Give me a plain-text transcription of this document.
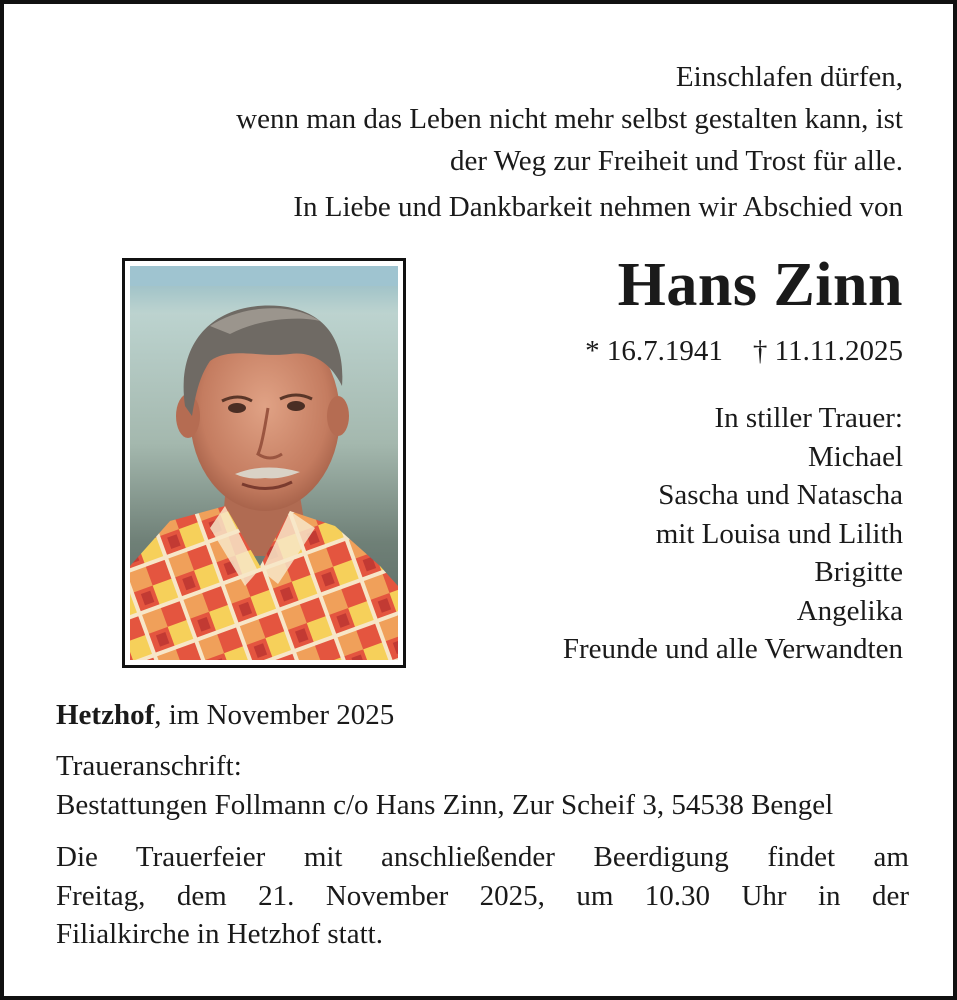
Einschlafen dürfen,
wenn man das Leben nicht mehr selbst gestalten kann, ist
der Weg zur Freiheit und Trost für alle.
In Liebe und Dankbarkeit nehmen wir Abschied von
Hans Zinn
* 16.7.1941 † 11.11.2025
In stiller Trauer:
Michael
Sascha und Natascha
mit Louisa und Lilith
Brigitte
Angelika
Freunde und alle Verwandten
Hetzhof, im November 2025
Traueranschrift:
Bestattungen Follmann c/o Hans Zinn, Zur Scheif 3, 54538 Bengel
Die Trauerfeier mit anschließender Beerdigung findet am
Freitag, dem 21. November 2025, um 10.30 Uhr in der
Filialkirche in Hetzhof statt.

====================

● **WHAT THIS TASK INVOLVES**
Give back all entries exactly. No pictures belong in the copy.

● **SOLUTION FOR THIS EXERCISE**
Give me a plain-text transcription of this document.
Einschlafen dürfen,
wenn man das Leben nicht mehr selbst gestalten kann, ist
der Weg zur Freiheit und Trost für alle.
In Liebe und Dankbarkeit nehmen wir Abschied von
Hans Zinn
* 16.7.1941 † 11.11.2025
In stiller Trauer:
Michael
Sascha und Natascha
mit Louisa und Lilith
Brigitte
Angelika
Freunde und alle Verwandten
Hetzhof, im November 2025
Traueranschrift:
Bestattungen Follmann c/o Hans Zinn, Zur Scheif 3, 54538 Bengel
Die Trauerfeier mit anschließender Beerdigung findet am
Freitag, dem 21. November 2025, um 10.30 Uhr in der
Filialkirche in Hetzhof statt.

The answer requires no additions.